» **CONSIGNA 1**
Resume en dos oraciones el texto sobre las barreras no arancelarias.
» **CONSIGNA 2**
Reproduce fielmente el fragmento del texto sobre las barreras no arancelarias que va desde "A la economía mexicana" hasta "económico de México.", ambos incluidos.

» **TEXTO PROPORCIONADO**
==============================
Dice la sabiduría popular que hasta un reloj descompuesto marca la hora correcta dos veces al día y en este espacio, en el que regularmente se ha criticado con dureza, pero con sustento, al presidente norteamericano Donald Trump, ahora toca dar la razón a su Administración en lo que a la remoción de las barreras no arancelarias se refiere.

En términos generales, se habla de barreras no arancelarias cuando se recurre a un mecanismo diferente de los aranceles, para lograr el mismo objetivo que tienen estos: impedir, o por lo menos encarecer, la entrada de productos extranjeros a una determinada economía.  A lo largo de la relación comercial entre los EE.UU. y México se ha recurrido en distintos momentos a este tipo de mecanismos, como cuando los norteamericanos acusaban la muerte de delfines en las redes de los barcos pesqueros mexicanos, para impedir la entrada de atún mexicano a su mercado.

Eso sí, al igual que los aranceles convencionales, su efecto termina por perjudicar a la economía que los impone más de lo que la ayuda, pues los consumidores de esa economía son quienes terminan por comprar productos más caros y, muchas veces, con una menor variedad o, incluso, menor calidad; asimismo, la generación de riqueza en ambas economías (la que impone las barreras y a la que le son impuestas), pierde dinamismo.

En este sentido, y en buena lógica, la demanda por evitar del lado mexicano cambios sorpresivos en las “reglas del juego” con las que operan nuestras aduanas o con las que el SAT calcula y cobra impuestos, que se agilicen los pagos transfronterizos, que sea más rápida la obtención de permisos (la COFEPRIS, de la Secretaría de Salud Federal, por citar un ejemplo dramático, tarda de 18 a 24 meses para autorizar la importación de medicinas o equipos médicos al país), que se utilicen criterios científicos concurrentes con los del resto del mundo para temas técnicos como el del glifosato o los transgénicos, que se agilice la obtención de patentes, se proteja la propiedad intelectual y la autoridad combata la piratería, tanto física como digital, no las deberían haber hecho los norteamericanos…

¡Las deberíamos haber hecho las y los mexicanos desde hace mucho tiempo!

A la economía mexicana la mueve el comercio con los Estados Unidos.  No es casual que las entidades federativas con mayores y más sostenibles tasas de crecimiento a lo largo del tiempo sean aquellas que más se han integrado al bloque económico de Norteamérica, mientras que las históricamente más pobres son las que no lo han hecho.  En este sentido, todo lo que frene o reduzca la certidumbre para que las y los mexicanos le compremos y vendamos a los norteamericanos y ellas y ellos a nosotros, atenta contra el crecimiento económico de México.
==============================
» **DATOS DE ORIGEN**
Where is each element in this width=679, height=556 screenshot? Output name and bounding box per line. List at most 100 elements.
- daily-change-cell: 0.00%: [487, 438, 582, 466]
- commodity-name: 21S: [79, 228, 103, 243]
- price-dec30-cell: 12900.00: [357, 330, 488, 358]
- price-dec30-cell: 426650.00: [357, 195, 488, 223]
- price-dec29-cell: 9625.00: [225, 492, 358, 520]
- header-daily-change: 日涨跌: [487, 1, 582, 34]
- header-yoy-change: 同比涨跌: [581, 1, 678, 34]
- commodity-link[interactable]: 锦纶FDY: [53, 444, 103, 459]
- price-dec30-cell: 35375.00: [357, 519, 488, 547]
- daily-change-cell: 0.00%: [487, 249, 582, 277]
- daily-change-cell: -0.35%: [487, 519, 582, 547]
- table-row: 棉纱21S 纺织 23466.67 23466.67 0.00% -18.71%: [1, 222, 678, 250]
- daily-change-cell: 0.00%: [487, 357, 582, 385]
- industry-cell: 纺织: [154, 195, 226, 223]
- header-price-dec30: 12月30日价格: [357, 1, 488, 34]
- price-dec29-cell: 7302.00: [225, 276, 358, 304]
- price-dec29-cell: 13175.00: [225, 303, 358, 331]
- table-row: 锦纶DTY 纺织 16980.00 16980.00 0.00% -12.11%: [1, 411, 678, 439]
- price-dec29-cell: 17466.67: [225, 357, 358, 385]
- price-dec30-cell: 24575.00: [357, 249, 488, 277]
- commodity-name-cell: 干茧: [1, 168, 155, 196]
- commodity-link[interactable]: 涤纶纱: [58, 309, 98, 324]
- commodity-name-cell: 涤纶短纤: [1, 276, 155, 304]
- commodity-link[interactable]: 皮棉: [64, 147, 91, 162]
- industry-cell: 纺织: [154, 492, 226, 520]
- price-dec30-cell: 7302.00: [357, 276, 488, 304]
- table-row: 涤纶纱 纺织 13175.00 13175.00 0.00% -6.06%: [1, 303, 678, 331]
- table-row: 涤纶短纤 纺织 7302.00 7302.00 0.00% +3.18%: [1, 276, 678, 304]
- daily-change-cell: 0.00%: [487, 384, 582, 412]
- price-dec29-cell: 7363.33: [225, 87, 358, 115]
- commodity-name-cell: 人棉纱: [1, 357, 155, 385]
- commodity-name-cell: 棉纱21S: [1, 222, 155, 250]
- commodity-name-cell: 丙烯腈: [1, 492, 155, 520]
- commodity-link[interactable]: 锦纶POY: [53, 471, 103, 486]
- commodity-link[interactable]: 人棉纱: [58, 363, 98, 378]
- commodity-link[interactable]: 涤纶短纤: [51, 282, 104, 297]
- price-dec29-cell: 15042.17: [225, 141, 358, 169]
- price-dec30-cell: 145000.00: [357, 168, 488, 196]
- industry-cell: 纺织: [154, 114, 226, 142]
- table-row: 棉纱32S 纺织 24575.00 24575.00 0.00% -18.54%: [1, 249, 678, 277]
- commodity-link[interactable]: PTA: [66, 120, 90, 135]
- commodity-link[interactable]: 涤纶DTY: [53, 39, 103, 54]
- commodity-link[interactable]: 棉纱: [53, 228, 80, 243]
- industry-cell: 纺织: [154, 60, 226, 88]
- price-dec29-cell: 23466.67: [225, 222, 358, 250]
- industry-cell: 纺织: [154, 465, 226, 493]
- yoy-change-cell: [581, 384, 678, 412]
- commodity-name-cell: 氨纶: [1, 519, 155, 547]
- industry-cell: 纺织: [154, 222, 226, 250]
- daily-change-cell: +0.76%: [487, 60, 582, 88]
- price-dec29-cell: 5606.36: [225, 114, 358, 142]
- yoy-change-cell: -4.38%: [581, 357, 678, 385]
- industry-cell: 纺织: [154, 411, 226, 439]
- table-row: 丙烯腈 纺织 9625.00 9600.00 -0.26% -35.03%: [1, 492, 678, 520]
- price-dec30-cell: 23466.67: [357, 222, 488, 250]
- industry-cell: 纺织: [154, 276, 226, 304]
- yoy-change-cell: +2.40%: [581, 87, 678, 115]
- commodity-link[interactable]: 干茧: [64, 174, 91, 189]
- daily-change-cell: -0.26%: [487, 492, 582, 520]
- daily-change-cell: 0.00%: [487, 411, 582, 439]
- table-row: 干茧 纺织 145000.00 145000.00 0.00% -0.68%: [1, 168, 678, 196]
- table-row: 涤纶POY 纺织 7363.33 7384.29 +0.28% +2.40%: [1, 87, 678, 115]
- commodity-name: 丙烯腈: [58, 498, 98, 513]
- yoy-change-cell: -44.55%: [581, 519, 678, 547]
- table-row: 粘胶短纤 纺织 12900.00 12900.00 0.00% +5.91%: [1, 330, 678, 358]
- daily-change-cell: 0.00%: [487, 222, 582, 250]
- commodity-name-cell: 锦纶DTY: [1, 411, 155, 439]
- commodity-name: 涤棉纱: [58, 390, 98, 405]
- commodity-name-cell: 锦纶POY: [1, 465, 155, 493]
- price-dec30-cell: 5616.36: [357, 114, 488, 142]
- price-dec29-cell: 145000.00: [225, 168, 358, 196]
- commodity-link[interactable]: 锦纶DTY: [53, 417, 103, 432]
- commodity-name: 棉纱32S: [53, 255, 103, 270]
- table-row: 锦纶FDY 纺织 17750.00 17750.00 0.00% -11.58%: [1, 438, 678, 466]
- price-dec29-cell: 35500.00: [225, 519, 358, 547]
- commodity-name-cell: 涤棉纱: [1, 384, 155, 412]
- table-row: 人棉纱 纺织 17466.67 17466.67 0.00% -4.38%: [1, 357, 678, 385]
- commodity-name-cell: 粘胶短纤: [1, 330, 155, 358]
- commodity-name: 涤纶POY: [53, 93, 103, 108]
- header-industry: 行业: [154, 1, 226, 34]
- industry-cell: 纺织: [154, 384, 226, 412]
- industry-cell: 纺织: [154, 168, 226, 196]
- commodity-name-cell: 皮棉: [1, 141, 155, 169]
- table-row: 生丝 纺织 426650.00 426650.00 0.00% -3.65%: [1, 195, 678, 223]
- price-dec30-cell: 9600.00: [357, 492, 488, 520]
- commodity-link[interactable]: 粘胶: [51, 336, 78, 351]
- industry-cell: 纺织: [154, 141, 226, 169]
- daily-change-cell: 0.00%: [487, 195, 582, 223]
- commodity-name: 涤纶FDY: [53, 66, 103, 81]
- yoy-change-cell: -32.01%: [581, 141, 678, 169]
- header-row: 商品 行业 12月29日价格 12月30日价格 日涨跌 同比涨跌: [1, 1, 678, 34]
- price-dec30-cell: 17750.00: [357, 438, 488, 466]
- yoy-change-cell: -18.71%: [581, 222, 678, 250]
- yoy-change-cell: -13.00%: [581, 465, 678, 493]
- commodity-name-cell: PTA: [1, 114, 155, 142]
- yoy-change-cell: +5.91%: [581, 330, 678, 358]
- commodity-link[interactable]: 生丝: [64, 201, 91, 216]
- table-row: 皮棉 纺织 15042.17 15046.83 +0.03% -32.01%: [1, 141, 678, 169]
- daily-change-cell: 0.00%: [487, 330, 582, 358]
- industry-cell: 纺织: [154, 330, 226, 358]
==============================
» **SOLUCIÓN ESCRITA 1**
Las barreras no arancelarias buscan, por medios distintos de los aranceles, impedir o encarecer la entrada de productos extranjeros, y terminan perjudicando a la economía que las impone, pues sus consumidores pagan productos más caros y la generación de riqueza pierde dinamismo en ambas economías. Por ello, el texto da la razón a la Administración de Trump al exigir su remoción en México y sostiene que los mexicanos debieron haber planteado esas demandas hace mucho, ya que el comercio con los Estados Unidos mueve la economía mexicana.

» **SOLUCIÓN ESCRITA 2**
A la economía mexicana la mueve el comercio con los Estados Unidos.  No es casual que las entidades federativas con mayores y más sostenibles tasas de crecimiento a lo largo del tiempo sean aquellas que más se han integrado al bloque económico de Norteamérica, mientras que las históricamente más pobres son las que no lo han hecho.  En este sentido, todo lo que frene o reduzca la certidumbre para que las y los mexicanos le compremos y vendamos a los norteamericanos y ellas y ellos a nosotros, atenta contra el crecimiento económico de México.